• _REQUIREMENT_
Write the records below out in full, character for character, with no pictures.
* START EXTRACTED DATA *
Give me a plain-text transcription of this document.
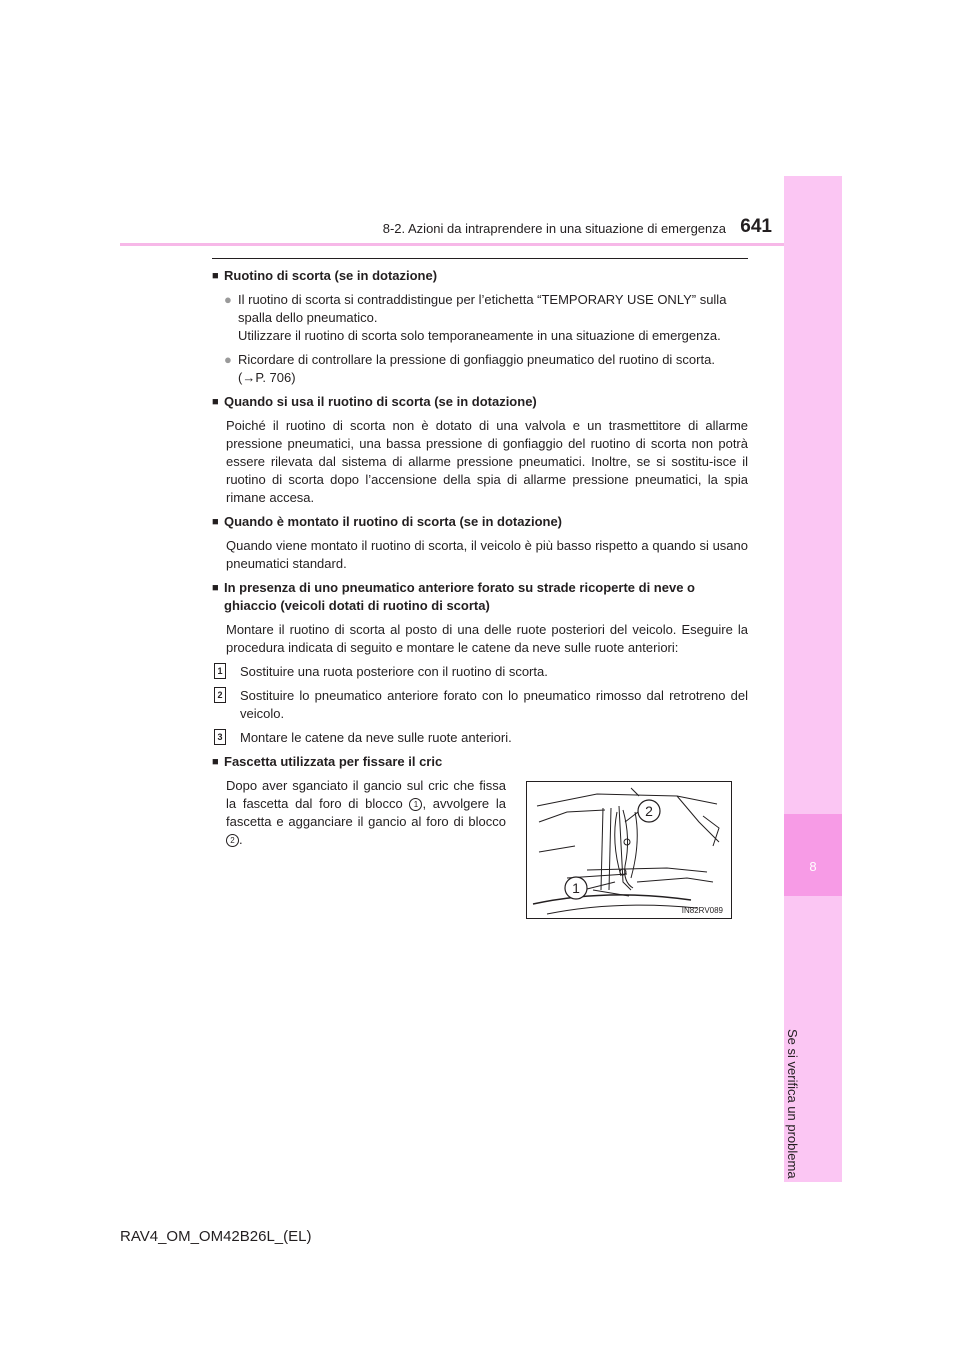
8-2. Azioni da intraprendere in una situazione di emergenza 641
8
Se si verifica un problema
■ Ruotino di scorta (se in dotazione)
● Il ruotino di scorta si contraddistingue per l’etichetta “TEMPORARY USE ONLY” sulla spalla dello pneumatico.
Utilizzare il ruotino di scorta solo temporaneamente in una situazione di emergenza.
● Ricordare di controllare la pressione di gonfiaggio pneumatico del ruotino di scorta.
(→P. 706)
■ Quando si usa il ruotino di scorta (se in dotazione)
Poiché il ruotino di scorta non è dotato di una valvola e un trasmettitore di allarme pressione pneumatici, una bassa pressione di gonfiaggio del ruotino di scorta non potrà essere rilevata dal sistema di allarme pressione pneumatici. Inoltre, se si sostitu-isce il ruotino di scorta dopo l’accensione della spia di allarme pressione pneumatici, la spia rimane accesa.
■ Quando è montato il ruotino di scorta (se in dotazione)
Quando viene montato il ruotino di scorta, il veicolo è più basso rispetto a quando si usano pneumatici standard.
■ In presenza di uno pneumatico anteriore forato su strade ricoperte di neve o ghiaccio (veicoli dotati di ruotino di scorta)
Montare il ruotino di scorta al posto di una delle ruote posteriori del veicolo. Eseguire la procedura indicata di seguito e montare le catene da neve sulle ruote anteriori:
1 Sostituire una ruota posteriore con il ruotino di scorta.
2 Sostituire lo pneumatico anteriore forato con lo pneumatico rimosso dal retrotreno del veicolo.
3 Montare le catene da neve sulle ruote anteriori.
■ Fascetta utilizzata per fissare il cric
Dopo aver sganciato il gancio sul cric che fissa la fascetta dal foro di blocco 1 , avvolgere la fascetta e agganciare il gancio al foro di blocco 2 .
2
1
IN82RV089
RAV4_OM_OM42B26L_(EL)
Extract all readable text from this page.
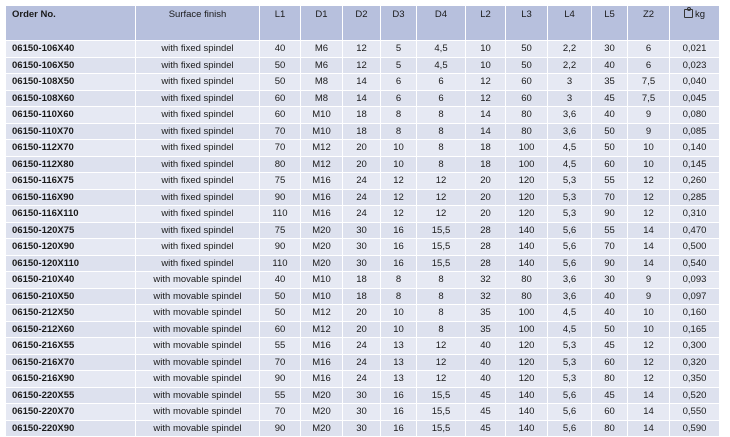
Order No.	Surface finish	L1	D1	D2	D3	D4	L2	L3	L4	L5	Z2	kg
06150-106X40	with fixed spindel	40	M6	12	5	4,5	10	50	2,2	30	6	0,021
06150-106X50	with fixed spindel	50	M6	12	5	4,5	10	50	2,2	40	6	0,023
06150-108X50	with fixed spindel	50	M8	14	6	6	12	60	3	35	7,5	0,040
06150-108X60	with fixed spindel	60	M8	14	6	6	12	60	3	45	7,5	0,045
06150-110X60	with fixed spindel	60	M10	18	8	8	14	80	3,6	40	9	0,080
06150-110X70	with fixed spindel	70	M10	18	8	8	14	80	3,6	50	9	0,085
06150-112X70	with fixed spindel	70	M12	20	10	8	18	100	4,5	50	10	0,140
06150-112X80	with fixed spindel	80	M12	20	10	8	18	100	4,5	60	10	0,145
06150-116X75	with fixed spindel	75	M16	24	12	12	20	120	5,3	55	12	0,260
06150-116X90	with fixed spindel	90	M16	24	12	12	20	120	5,3	70	12	0,285
06150-116X110	with fixed spindel	110	M16	24	12	12	20	120	5,3	90	12	0,310
06150-120X75	with fixed spindel	75	M20	30	16	15,5	28	140	5,6	55	14	0,470
06150-120X90	with fixed spindel	90	M20	30	16	15,5	28	140	5,6	70	14	0,500
06150-120X110	with fixed spindel	110	M20	30	16	15,5	28	140	5,6	90	14	0,540
06150-210X40	with movable spindel	40	M10	18	8	8	32	80	3,6	30	9	0,093
06150-210X50	with movable spindel	50	M10	18	8	8	32	80	3,6	40	9	0,097
06150-212X50	with movable spindel	50	M12	20	10	8	35	100	4,5	40	10	0,160
06150-212X60	with movable spindel	60	M12	20	10	8	35	100	4,5	50	10	0,165
06150-216X55	with movable spindel	55	M16	24	13	12	40	120	5,3	45	12	0,300
06150-216X70	with movable spindel	70	M16	24	13	12	40	120	5,3	60	12	0,320
06150-216X90	with movable spindel	90	M16	24	13	12	40	120	5,3	80	12	0,350
06150-220X55	with movable spindel	55	M20	30	16	15,5	45	140	5,6	45	14	0,520
06150-220X70	with movable spindel	70	M20	30	16	15,5	45	140	5,6	60	14	0,550
06150-220X90	with movable spindel	90	M20	30	16	15,5	45	140	5,6	80	14	0,590
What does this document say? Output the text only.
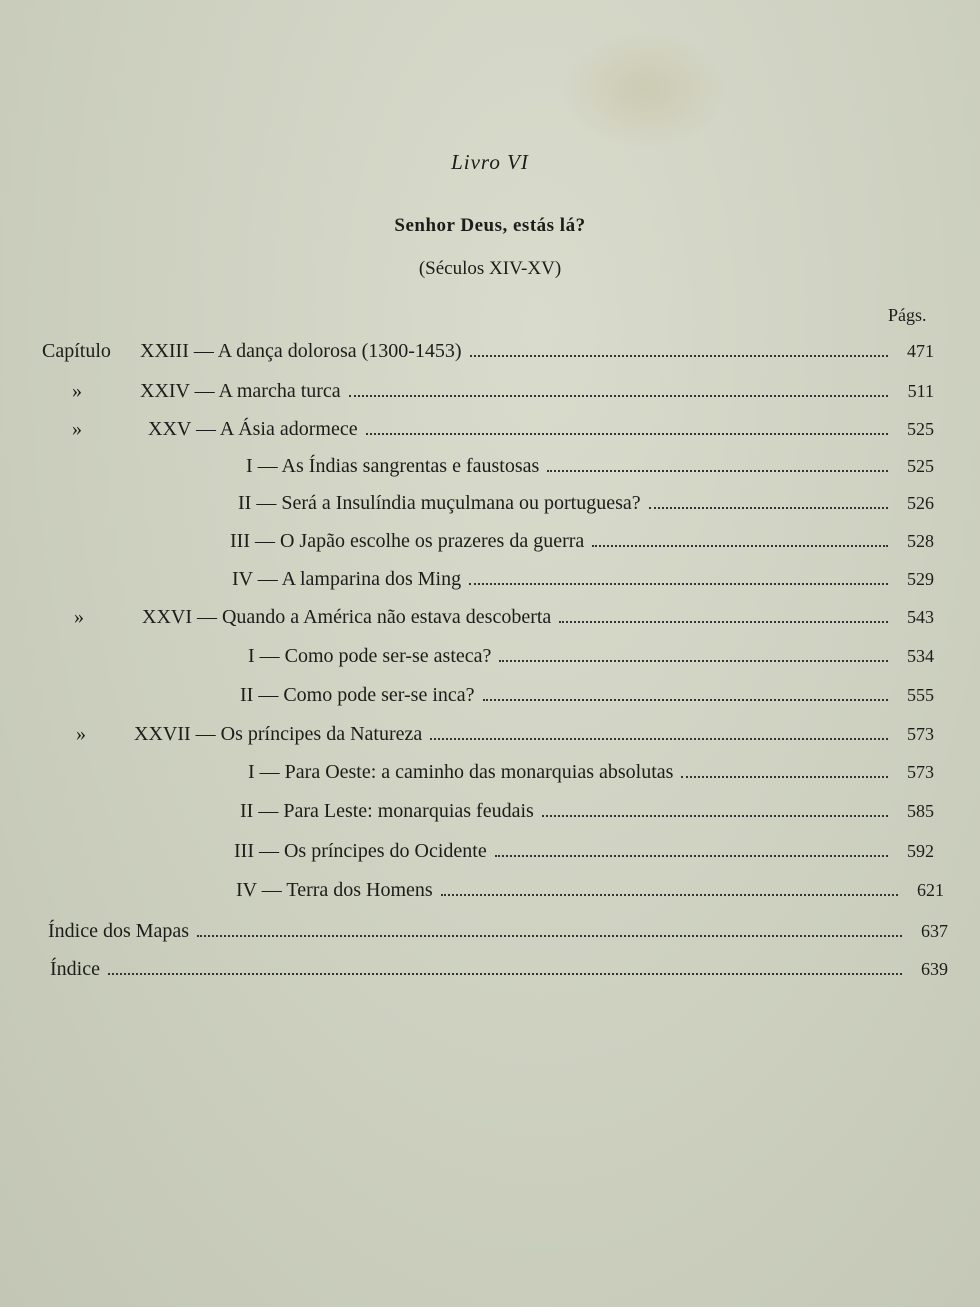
Livro VI
Senhor Deus, estás lá?
(Séculos XIV-XV)
Págs.
Capítulo	XXIII — A dança dolorosa (1300-1453)	471
»	XXIV — A marcha turca	511
»	XXV — A Ásia adormece	525
I — As Índias sangrentas e faustosas	525
II — Será a Insulíndia muçulmana ou portuguesa?	526
III — O Japão escolhe os prazeres da guerra	528
IV — A lamparina dos Ming	529
»	XXVI — Quando a América não estava descoberta	543
I — Como pode ser-se asteca?	534
II — Como pode ser-se inca?	555
»	XXVII — Os príncipes da Natureza	573
I — Para Oeste: a caminho das monarquias absolutas	573
II — Para Leste: monarquias feudais	585
III — Os príncipes do Ocidente	592
IV — Terra dos Homens	621
Índice dos Mapas	637
Índice	639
* END EXTRACTED DATA *
• _TASK OUTPUT_
Give me a plain-text transcription of this document.
8-2. Azioni da intraprendere in una situazione di emergenza 641
8
Se si verifica un problema
■ Ruotino di scorta (se in dotazione)
● Il ruotino di scorta si contraddistingue per l’etichetta “TEMPORARY USE ONLY” sulla spalla dello pneumatico.
Utilizzare il ruotino di scorta solo temporaneamente in una situazione di emergenza.
● Ricordare di controllare la pressione di gonfiaggio pneumatico del ruotino di scorta.
(→P. 706)
■ Quando si usa il ruotino di scorta (se in dotazione)
Poiché il ruotino di scorta non è dotato di una valvola e un trasmettitore di allarme pressione pneumatici, una bassa pressione di gonfiaggio del ruotino di scorta non potrà essere rilevata dal sistema di allarme pressione pneumatici. Inoltre, se si sostitu-isce il ruotino di scorta dopo l’accensione della spia di allarme pressione pneumatici, la spia rimane accesa.
■ Quando è montato il ruotino di scorta (se in dotazione)
Quando viene montato il ruotino di scorta, il veicolo è più basso rispetto a quando si usano pneumatici standard.
■ In presenza di uno pneumatico anteriore forato su strade ricoperte di neve o ghiaccio (veicoli dotati di ruotino di scorta)
Montare il ruotino di scorta al posto di una delle ruote posteriori del veicolo. Eseguire la procedura indicata di seguito e montare le catene da neve sulle ruote anteriori:
1 Sostituire una ruota posteriore con il ruotino di scorta.
2 Sostituire lo pneumatico anteriore forato con lo pneumatico rimosso dal retrotreno del veicolo.
3 Montare le catene da neve sulle ruote anteriori.
■ Fascetta utilizzata per fissare il cric
Dopo aver sganciato il gancio sul cric che fissa la fascetta dal foro di blocco 1 , avvolgere la fascetta e agganciare il gancio al foro di blocco 2 .
2
1
IN82RV089
RAV4_OM_OM42B26L_(EL)
Extract all readable text from this page.
Order No.	Surface finish	L1	D1	D2	D3	D4	L2	L3	L4	L5	Z2	kg
06150-106X40	with fixed spindel	40	M6	12	5	4,5	10	50	2,2	30	6	0,021
06150-106X50	with fixed spindel	50	M6	12	5	4,5	10	50	2,2	40	6	0,023
06150-108X50	with fixed spindel	50	M8	14	6	6	12	60	3	35	7,5	0,040
06150-108X60	with fixed spindel	60	M8	14	6	6	12	60	3	45	7,5	0,045
06150-110X60	with fixed spindel	60	M10	18	8	8	14	80	3,6	40	9	0,080
06150-110X70	with fixed spindel	70	M10	18	8	8	14	80	3,6	50	9	0,085
06150-112X70	with fixed spindel	70	M12	20	10	8	18	100	4,5	50	10	0,140
06150-112X80	with fixed spindel	80	M12	20	10	8	18	100	4,5	60	10	0,145
06150-116X75	with fixed spindel	75	M16	24	12	12	20	120	5,3	55	12	0,260
06150-116X90	with fixed spindel	90	M16	24	12	12	20	120	5,3	70	12	0,285
06150-116X110	with fixed spindel	110	M16	24	12	12	20	120	5,3	90	12	0,310
06150-120X75	with fixed spindel	75	M20	30	16	15,5	28	140	5,6	55	14	0,470
06150-120X90	with fixed spindel	90	M20	30	16	15,5	28	140	5,6	70	14	0,500
06150-120X110	with fixed spindel	110	M20	30	16	15,5	28	140	5,6	90	14	0,540
06150-210X40	with movable spindel	40	M10	18	8	8	32	80	3,6	30	9	0,093
06150-210X50	with movable spindel	50	M10	18	8	8	32	80	3,6	40	9	0,097
06150-212X50	with movable spindel	50	M12	20	10	8	35	100	4,5	40	10	0,160
06150-212X60	with movable spindel	60	M12	20	10	8	35	100	4,5	50	10	0,165
06150-216X55	with movable spindel	55	M16	24	13	12	40	120	5,3	45	12	0,300
06150-216X70	with movable spindel	70	M16	24	13	12	40	120	5,3	60	12	0,320
06150-216X90	with movable spindel	90	M16	24	13	12	40	120	5,3	80	12	0,350
06150-220X55	with movable spindel	55	M20	30	16	15,5	45	140	5,6	45	14	0,520
06150-220X70	with movable spindel	70	M20	30	16	15,5	45	140	5,6	60	14	0,550
06150-220X90	with movable spindel	90	M20	30	16	15,5	45	140	5,6	80	14	0,590
What does this document say? Output the text only.
Livro VI
Senhor Deus, estás lá?
(Séculos XIV-XV)
Págs.
Capítulo	XXIII — A dança dolorosa (1300-1453)	471
»	XXIV — A marcha turca	511
»	XXV — A Ásia adormece	525
I — As Índias sangrentas e faustosas	525
II — Será a Insulíndia muçulmana ou portuguesa?	526
III — O Japão escolhe os prazeres da guerra	528
IV — A lamparina dos Ming	529
»	XXVI — Quando a América não estava descoberta	543
I — Como pode ser-se asteca?	534
II — Como pode ser-se inca?	555
»	XXVII — Os príncipes da Natureza	573
I — Para Oeste: a caminho das monarquias absolutas	573
II — Para Leste: monarquias feudais	585
III — Os príncipes do Ocidente	592
IV — Terra dos Homens	621
Índice dos Mapas	637
Índice	639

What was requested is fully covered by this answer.